**What to produce**: Return verbatim the lines of the material that begin at its first line and end with the line containing "legend-swatch bbox=[1029, 200, 1057, 203]", with both of those lines included.

##############################

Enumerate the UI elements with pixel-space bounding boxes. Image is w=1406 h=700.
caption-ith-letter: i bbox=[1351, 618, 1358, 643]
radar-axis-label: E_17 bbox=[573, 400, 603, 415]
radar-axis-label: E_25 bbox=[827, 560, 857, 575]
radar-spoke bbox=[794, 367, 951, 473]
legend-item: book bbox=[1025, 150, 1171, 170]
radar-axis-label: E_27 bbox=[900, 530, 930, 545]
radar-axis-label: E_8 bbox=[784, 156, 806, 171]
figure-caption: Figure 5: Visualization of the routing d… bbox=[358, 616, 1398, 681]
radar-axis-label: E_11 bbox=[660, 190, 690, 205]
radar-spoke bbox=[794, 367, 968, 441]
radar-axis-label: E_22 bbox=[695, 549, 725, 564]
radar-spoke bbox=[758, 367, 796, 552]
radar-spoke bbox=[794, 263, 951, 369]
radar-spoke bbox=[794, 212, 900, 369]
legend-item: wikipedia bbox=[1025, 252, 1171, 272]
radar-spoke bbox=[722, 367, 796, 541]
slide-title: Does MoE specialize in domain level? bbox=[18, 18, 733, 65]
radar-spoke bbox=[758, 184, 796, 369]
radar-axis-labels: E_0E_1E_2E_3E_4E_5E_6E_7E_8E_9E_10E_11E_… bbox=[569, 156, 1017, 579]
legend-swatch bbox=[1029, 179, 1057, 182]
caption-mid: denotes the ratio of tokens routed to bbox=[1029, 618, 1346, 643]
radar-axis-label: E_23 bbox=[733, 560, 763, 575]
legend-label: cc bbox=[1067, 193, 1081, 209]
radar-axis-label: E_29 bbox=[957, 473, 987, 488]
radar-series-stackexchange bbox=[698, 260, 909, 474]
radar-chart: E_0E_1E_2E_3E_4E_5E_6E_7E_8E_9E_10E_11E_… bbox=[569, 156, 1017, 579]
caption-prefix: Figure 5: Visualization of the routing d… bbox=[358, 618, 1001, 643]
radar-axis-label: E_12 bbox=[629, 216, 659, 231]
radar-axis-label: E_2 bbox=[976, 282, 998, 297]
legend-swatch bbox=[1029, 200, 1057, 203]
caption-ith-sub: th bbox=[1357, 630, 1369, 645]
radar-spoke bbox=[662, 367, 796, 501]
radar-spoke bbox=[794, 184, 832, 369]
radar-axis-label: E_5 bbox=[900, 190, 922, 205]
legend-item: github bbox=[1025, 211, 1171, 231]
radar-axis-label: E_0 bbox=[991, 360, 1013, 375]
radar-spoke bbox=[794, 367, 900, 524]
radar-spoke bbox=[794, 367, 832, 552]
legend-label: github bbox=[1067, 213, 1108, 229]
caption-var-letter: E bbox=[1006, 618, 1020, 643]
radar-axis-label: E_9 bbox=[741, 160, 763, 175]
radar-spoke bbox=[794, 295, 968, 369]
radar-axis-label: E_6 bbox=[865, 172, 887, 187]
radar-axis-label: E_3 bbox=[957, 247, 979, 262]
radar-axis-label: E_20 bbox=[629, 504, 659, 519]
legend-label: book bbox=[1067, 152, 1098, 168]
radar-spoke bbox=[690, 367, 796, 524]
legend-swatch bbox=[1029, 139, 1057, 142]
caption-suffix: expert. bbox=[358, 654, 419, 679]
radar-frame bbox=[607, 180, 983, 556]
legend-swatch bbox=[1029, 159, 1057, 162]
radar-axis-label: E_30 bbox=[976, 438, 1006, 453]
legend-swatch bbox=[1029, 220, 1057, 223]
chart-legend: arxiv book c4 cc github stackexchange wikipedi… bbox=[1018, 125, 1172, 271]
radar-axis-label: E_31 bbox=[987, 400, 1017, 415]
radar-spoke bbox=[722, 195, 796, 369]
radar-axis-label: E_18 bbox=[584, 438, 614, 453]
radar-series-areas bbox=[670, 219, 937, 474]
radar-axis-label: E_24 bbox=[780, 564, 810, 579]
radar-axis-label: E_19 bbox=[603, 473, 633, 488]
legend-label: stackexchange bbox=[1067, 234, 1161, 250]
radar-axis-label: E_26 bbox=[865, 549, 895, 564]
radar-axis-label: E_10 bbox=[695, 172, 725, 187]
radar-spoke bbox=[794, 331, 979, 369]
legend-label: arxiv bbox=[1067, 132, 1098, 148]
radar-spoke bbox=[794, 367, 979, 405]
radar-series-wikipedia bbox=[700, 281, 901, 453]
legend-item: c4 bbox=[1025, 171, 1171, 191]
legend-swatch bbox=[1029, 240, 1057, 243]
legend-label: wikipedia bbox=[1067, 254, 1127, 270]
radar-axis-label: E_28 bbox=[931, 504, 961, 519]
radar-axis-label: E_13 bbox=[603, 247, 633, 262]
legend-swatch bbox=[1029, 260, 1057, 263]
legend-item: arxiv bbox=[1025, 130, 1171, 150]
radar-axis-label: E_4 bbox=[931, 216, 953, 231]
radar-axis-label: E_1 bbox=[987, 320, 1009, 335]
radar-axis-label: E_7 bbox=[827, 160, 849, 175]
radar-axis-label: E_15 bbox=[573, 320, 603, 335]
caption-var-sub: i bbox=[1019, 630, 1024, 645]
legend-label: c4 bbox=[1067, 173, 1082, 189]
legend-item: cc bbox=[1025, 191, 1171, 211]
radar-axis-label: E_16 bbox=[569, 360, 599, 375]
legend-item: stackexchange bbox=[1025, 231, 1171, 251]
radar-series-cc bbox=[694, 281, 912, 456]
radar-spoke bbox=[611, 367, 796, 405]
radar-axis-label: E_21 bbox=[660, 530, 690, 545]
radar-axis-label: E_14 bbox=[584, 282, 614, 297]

##############################

**Finished task**:
Enumerate the UI elements with pixel-space bounding boxes. Image is w=1406 h=700.
caption-ith-letter: i bbox=[1351, 618, 1358, 643]
radar-axis-label: E_17 bbox=[573, 400, 603, 415]
radar-axis-label: E_25 bbox=[827, 560, 857, 575]
radar-spoke bbox=[794, 367, 951, 473]
legend-item: book bbox=[1025, 150, 1171, 170]
radar-axis-label: E_27 bbox=[900, 530, 930, 545]
radar-axis-label: E_8 bbox=[784, 156, 806, 171]
figure-caption: Figure 5: Visualization of the routing d… bbox=[358, 616, 1398, 681]
radar-axis-label: E_11 bbox=[660, 190, 690, 205]
radar-spoke bbox=[794, 367, 968, 441]
radar-axis-label: E_22 bbox=[695, 549, 725, 564]
radar-spoke bbox=[758, 367, 796, 552]
radar-spoke bbox=[794, 263, 951, 369]
radar-spoke bbox=[794, 212, 900, 369]
legend-item: wikipedia bbox=[1025, 252, 1171, 272]
radar-spoke bbox=[722, 367, 796, 541]
slide-title: Does MoE specialize in domain level? bbox=[18, 18, 733, 65]
radar-spoke bbox=[758, 184, 796, 369]
radar-axis-labels: E_0E_1E_2E_3E_4E_5E_6E_7E_8E_9E_10E_11E_… bbox=[569, 156, 1017, 579]
legend-swatch bbox=[1029, 179, 1057, 182]
caption-mid: denotes the ratio of tokens routed to bbox=[1029, 618, 1346, 643]
radar-axis-label: E_23 bbox=[733, 560, 763, 575]
legend-label: cc bbox=[1067, 193, 1081, 209]
radar-axis-label: E_29 bbox=[957, 473, 987, 488]
radar-series-stackexchange bbox=[698, 260, 909, 474]
radar-chart: E_0E_1E_2E_3E_4E_5E_6E_7E_8E_9E_10E_11E_… bbox=[569, 156, 1017, 579]
caption-prefix: Figure 5: Visualization of the routing d… bbox=[358, 618, 1001, 643]
radar-axis-label: E_12 bbox=[629, 216, 659, 231]
radar-axis-label: E_2 bbox=[976, 282, 998, 297]
legend-swatch bbox=[1029, 200, 1057, 203]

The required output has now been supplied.